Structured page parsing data
- Opening Delimiter -

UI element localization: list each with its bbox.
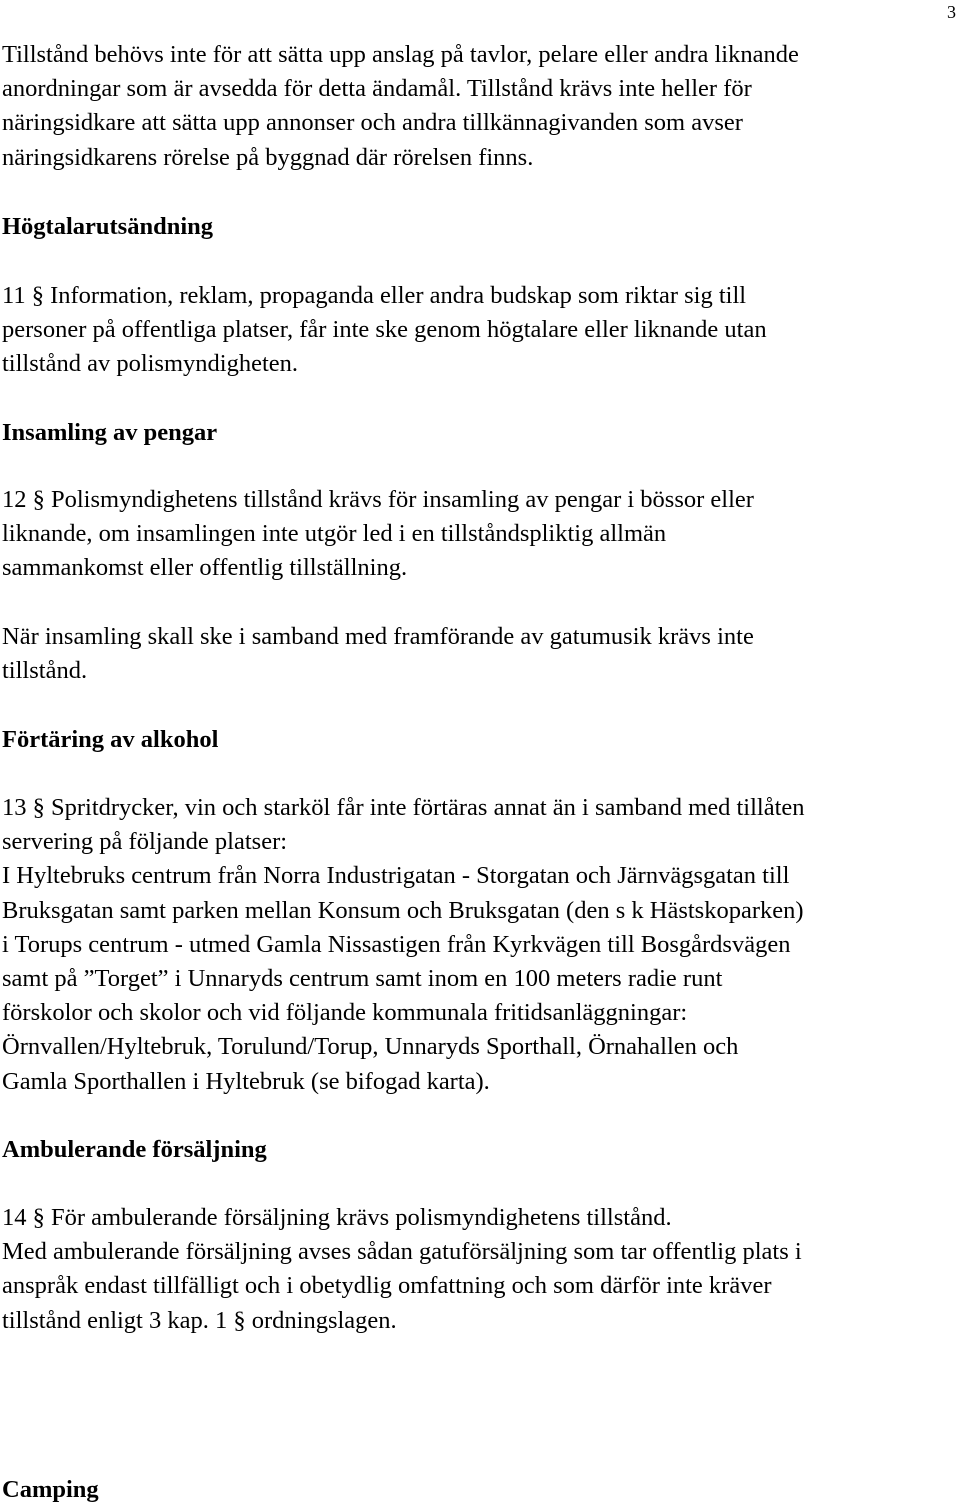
paragraph-line: tillstånd av polismyndigheten. [2, 350, 299, 378]
paragraph-line: liknande, om insamlingen inte utgör led i en tillståndspliktig allmän [2, 520, 667, 548]
paragraph-line: Gamla Sporthallen i Hyltebruk (se bifogad karta). [2, 1067, 490, 1095]
section-heading-fortaring: Förtäring av alkohol [2, 726, 219, 753]
paragraph-line: När insamling skall ske i samband med framförande av gatumusik krävs inte [2, 623, 754, 650]
paragraph-line: 11 § Information, reklam, propaganda eller andra budskap som riktar sig till [2, 282, 747, 309]
intro-line: anordningar som är avsedda för detta ändamål. Tillstånd krävs inte heller för [2, 75, 752, 103]
intro-line: näringsidkarens rörelse på byggnad där rörelsen finns. [2, 143, 534, 171]
paragraph-line: förskolor och skolor och vid följande kommunala fritidsanläggningar: [2, 999, 688, 1027]
paragraph-line: Örnvallen/Hyltebruk, Torulund/Torup, Unnaryds Sporthall, Örnahallen och [2, 1033, 739, 1061]
paragraph-line: tillstånd enligt 3 kap. 1 § ordningslagen. [2, 1306, 397, 1334]
paragraph-14 [2, 1201, 958, 1338]
page-number: 3 [947, 2, 956, 22]
paragraph-line: sammankomst eller offentlig tillställning. [2, 554, 408, 582]
paragraph-line: Bruksgatan samt parken mellan Konsum och Bruksgatan (den s k Hästskoparken) [2, 896, 804, 924]
paragraph-line: Med ambulerande försäljning avses sådan gatuförsäljning som tar offentlig plats i [2, 1238, 802, 1266]
paragraph-line: 13 § Spritdrycker, vin och starköl får inte förtäras annat än i samband med tillåten [2, 794, 805, 821]
paragraph-line: tillstånd. [2, 657, 88, 685]
section-heading-hogtalarutsandning: Högtalarutsändning [2, 213, 214, 240]
section-heading-camping: Camping [2, 1476, 99, 1503]
intro-line: näringsidkare att sätta upp annonser och andra tillkännagivanden som avser [2, 109, 743, 137]
paragraph-12 [2, 483, 958, 586]
section-heading-ambulerande: Ambulerande försäljning [2, 1136, 267, 1163]
intro-line: Tillstånd behövs inte för att sätta upp anslag på tavlor, pelare eller andra liknande [2, 41, 799, 68]
paragraph-line: I Hyltebruks centrum från Norra Industrigatan - Storgatan och Järnvägsgatan till [2, 862, 790, 890]
paragraph-line: 14 § För ambulerande försäljning krävs polismyndighetens tillstånd. [2, 1204, 672, 1231]
paragraph-line: servering på följande platser: [2, 828, 288, 856]
paragraph-line: 12 § Polismyndighetens tillstånd krävs för insamling av pengar i bössor eller [2, 486, 754, 513]
paragraph-line: samt på ”Torget” i Unnaryds centrum samt inom en 100 meters radie runt [2, 965, 723, 993]
paragraph-line: i Torups centrum - utmed Gamla Nissastigen från Kyrkvägen till Bosgårdsvägen [2, 930, 791, 958]
intro-paragraph [2, 38, 958, 175]
paragraph-line: personer på offentliga platser, får inte ske genom högtalare eller liknande utan [2, 316, 767, 344]
paragraph-line: anspråk endast tillfälligt och i obetydlig omfattning och som därför inte kräver [2, 1272, 772, 1300]
section-heading-insamling: Insamling av pengar [2, 419, 218, 446]
paragraph-12-note [2, 620, 958, 688]
paragraph-11 [2, 279, 958, 382]
paragraph-13 [2, 791, 958, 1099]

- Closing Delimiter -

▶ [Directions]
Return each line of the data that contains the string "platser".

▶ [Solution]
paragraph-line: servering på följande platser: [2, 828, 288, 856]
paragraph-line: personer på offentliga platser, får inte ske genom högtalare eller liknande utan [2, 316, 767, 344]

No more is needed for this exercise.